Your task - Rewrite the entries with "undercarriage assembly" swapped for "base assembly" everywhere it occurs, leaving everything else the same. Omit the pictures from your answer.
[Start Material for this task]
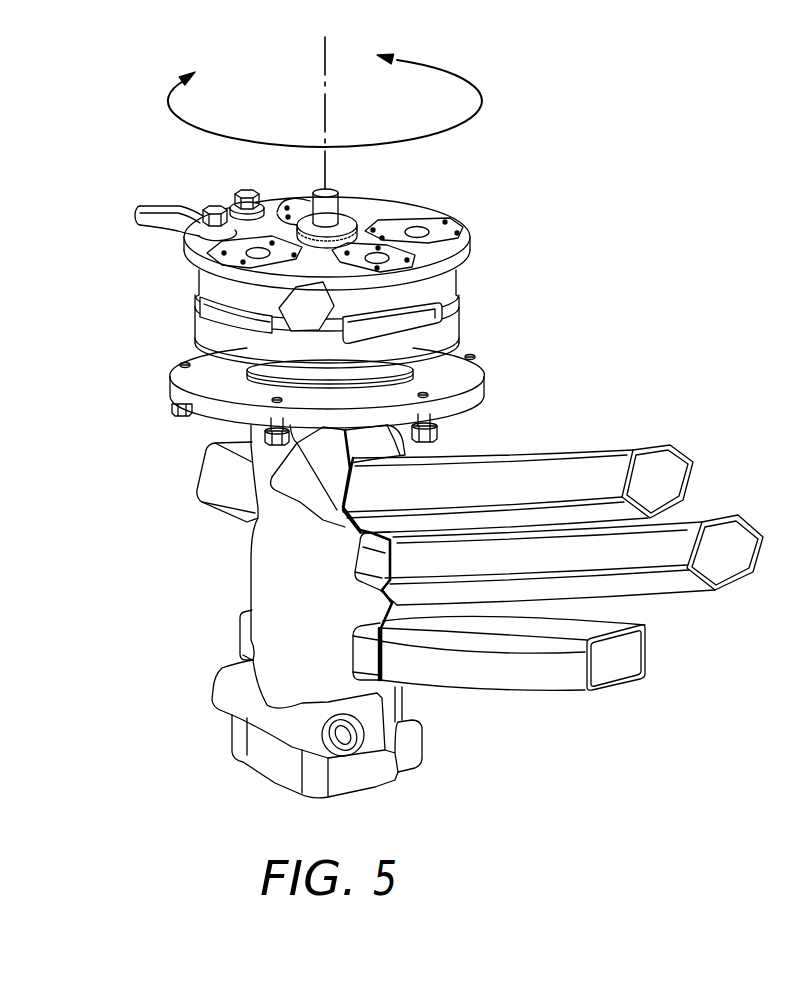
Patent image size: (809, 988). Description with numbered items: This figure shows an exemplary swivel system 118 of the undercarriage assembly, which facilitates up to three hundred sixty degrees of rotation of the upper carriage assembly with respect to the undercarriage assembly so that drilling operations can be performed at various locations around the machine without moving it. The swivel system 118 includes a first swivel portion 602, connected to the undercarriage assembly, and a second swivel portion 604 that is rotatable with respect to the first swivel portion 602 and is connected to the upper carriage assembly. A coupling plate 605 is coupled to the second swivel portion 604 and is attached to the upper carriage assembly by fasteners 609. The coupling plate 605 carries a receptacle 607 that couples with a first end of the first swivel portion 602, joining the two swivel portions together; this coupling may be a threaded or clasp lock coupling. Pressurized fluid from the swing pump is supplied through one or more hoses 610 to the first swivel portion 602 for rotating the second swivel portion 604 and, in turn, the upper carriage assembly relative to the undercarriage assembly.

The swivel system 118 is at (596, 158).
The first swivel portion 602 is at (280, 592).
The second swivel portion 604 is at (213, 279).
The coupling plate 605 is at (460, 384).
The receptacle 607 is at (250, 372).
The fasteners 609 is at (170, 402).
The hoses 610 is at (530, 470).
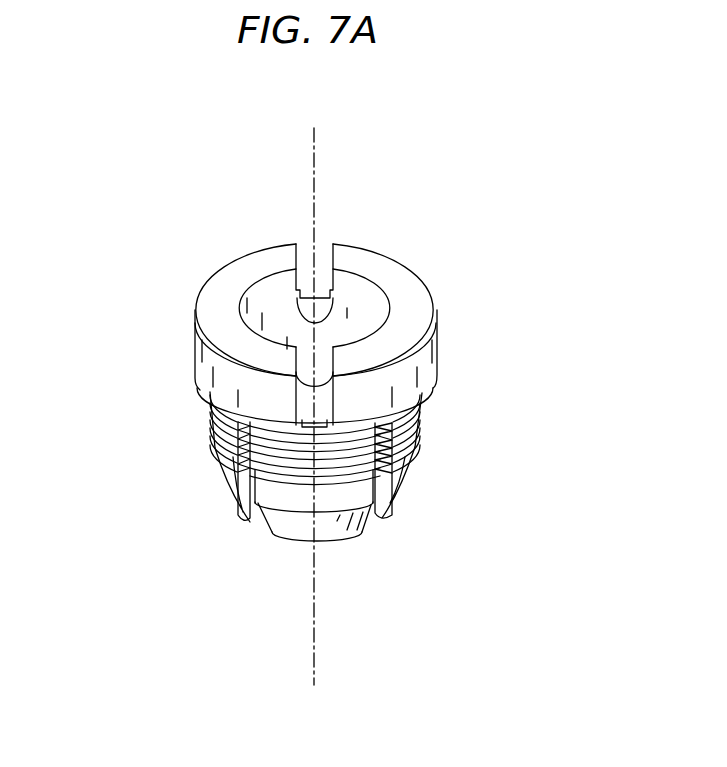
[End Material for this task]
In response -
Patent image size: (809, 988). Description with numbered items: This figure shows an exemplary swivel system 118 of the base assembly, which facilitates up to three hundred sixty degrees of rotation of the upper carriage assembly with respect to the base assembly so that drilling operations can be performed at various locations around the machine without moving it. The swivel system 118 includes a first swivel portion 602, connected to the base assembly, and a second swivel portion 604 that is rotatable with respect to the first swivel portion 602 and is connected to the upper carriage assembly. A coupling plate 605 is coupled to the second swivel portion 604 and is attached to the upper carriage assembly by fasteners 609. The coupling plate 605 carries a receptacle 607 that couples with a first end of the first swivel portion 602, joining the two swivel portions together; this coupling may be a threaded or clasp lock coupling. Pressurized fluid from the swing pump is supplied through one or more hoses 610 to the first swivel portion 602 for rotating the second swivel portion 604 and, in turn, the upper carriage assembly relative to the base assembly.

The swivel system 118 is at (596, 158).
The first swivel portion 602 is at (280, 592).
The second swivel portion 604 is at (213, 279).
The coupling plate 605 is at (460, 384).
The receptacle 607 is at (250, 372).
The fasteners 609 is at (170, 402).
The hoses 610 is at (530, 470).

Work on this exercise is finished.